:: Provided entries ::

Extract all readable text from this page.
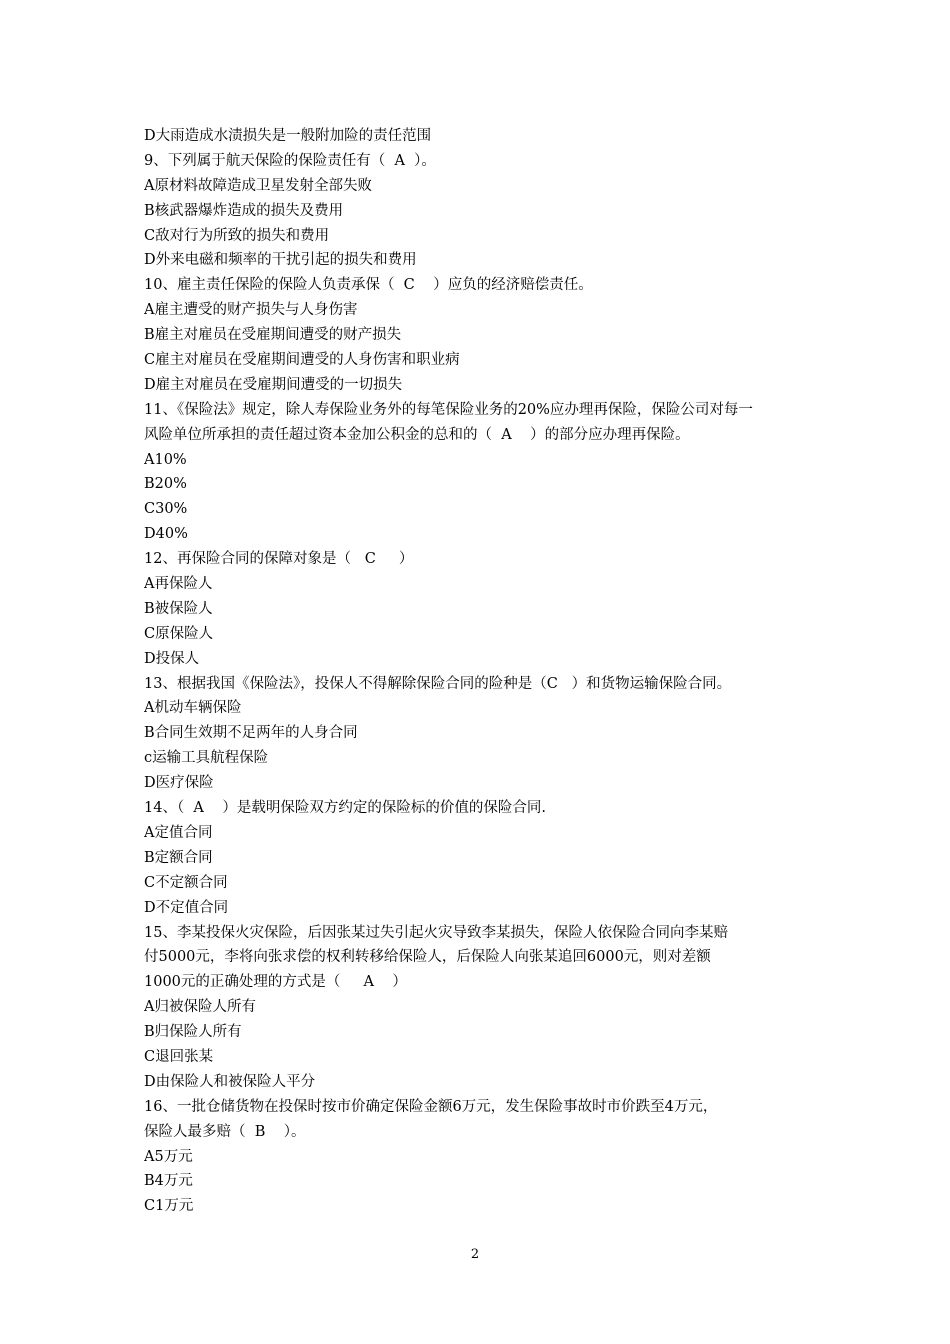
D大雨造成水渍损失是一般附加险的责任范围
9、下列属于航天保险的保险责任有（  A  ）。
A原材料故障造成卫星发射全部失败
B核武器爆炸造成的损失及费用
C敌对行为所致的损失和费用
D外来电磁和频率的干扰引起的损失和费用
10、雇主责任保险的保险人负责承保（  C    ）应负的经济赔偿责任。
A雇主遭受的财产损失与人身伤害
B雇主对雇员在受雇期间遭受的财产损失
C雇主对雇员在受雇期间遭受的人身伤害和职业病
D雇主对雇员在受雇期间遭受的一切损失
11、《保险法》规定，除人寿保险业务外的每笔保险业务的20%应办理再保险，保险公司对每一
风险单位所承担的责任超过资本金加公积金的总和的（  A    ）的部分应办理再保险。
A10%
B20%
C30%
D40%
12、再保险合同的保障对象是（   C     ）
A再保险人
B被保险人
C原保险人
D投保人
13、根据我国《保险法》，投保人不得解除保险合同的险种是（C   ）和货物运输保险合同。
A机动车辆保险
B合同生效期不足两年的人身合同
c运输工具航程保险
D医疗保险
14、（  A    ）是载明保险双方约定的保险标的价值的保险合同.
A定值合同
B定额合同
C不定额合同
D不定值合同
15、李某投保火灾保险，后因张某过失引起火灾导致李某损失，保险人依保险合同向李某赔
付5000元，李将向张求偿的权利转移给保险人，后保险人向张某追回6000元，则对差额
1000元的正确处理的方式是（     A    ）
A归被保险人所有
B归保险人所有
C退回张某
D由保险人和被保险人平分
16、一批仓储货物在投保时按市价确定保险金额6万元，发生保险事故时市价跌至4万元，
保险人最多赔（  B    ）。
A5万元
B4万元
C1万元
2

:: Problem description ::
Omit the pictures. Output every record above word for word.

:: Finished exercise ::
Extract all readable text from this page.
D大雨造成水渍损失是一般附加险的责任范围
9、下列属于航天保险的保险责任有（  A  ）。
A原材料故障造成卫星发射全部失败
B核武器爆炸造成的损失及费用
C敌对行为所致的损失和费用
D外来电磁和频率的干扰引起的损失和费用
10、雇主责任保险的保险人负责承保（  C    ）应负的经济赔偿责任。
A雇主遭受的财产损失与人身伤害
B雇主对雇员在受雇期间遭受的财产损失
C雇主对雇员在受雇期间遭受的人身伤害和职业病
D雇主对雇员在受雇期间遭受的一切损失
11、《保险法》规定，除人寿保险业务外的每笔保险业务的20%应办理再保险，保险公司对每一
风险单位所承担的责任超过资本金加公积金的总和的（  A    ）的部分应办理再保险。
A10%
B20%
C30%
D40%
12、再保险合同的保障对象是（   C     ）
A再保险人
B被保险人
C原保险人
D投保人
13、根据我国《保险法》，投保人不得解除保险合同的险种是（C   ）和货物运输保险合同。
A机动车辆保险
B合同生效期不足两年的人身合同
c运输工具航程保险
D医疗保险
14、（  A    ）是载明保险双方约定的保险标的价值的保险合同.
A定值合同
B定额合同
C不定额合同
D不定值合同
15、李某投保火灾保险，后因张某过失引起火灾导致李某损失，保险人依保险合同向李某赔
付5000元，李将向张求偿的权利转移给保险人，后保险人向张某追回6000元，则对差额
1000元的正确处理的方式是（     A    ）
A归被保险人所有
B归保险人所有
C退回张某
D由保险人和被保险人平分
16、一批仓储货物在投保时按市价确定保险金额6万元，发生保险事故时市价跌至4万元，
保险人最多赔（  B    ）。
A5万元
B4万元
C1万元
2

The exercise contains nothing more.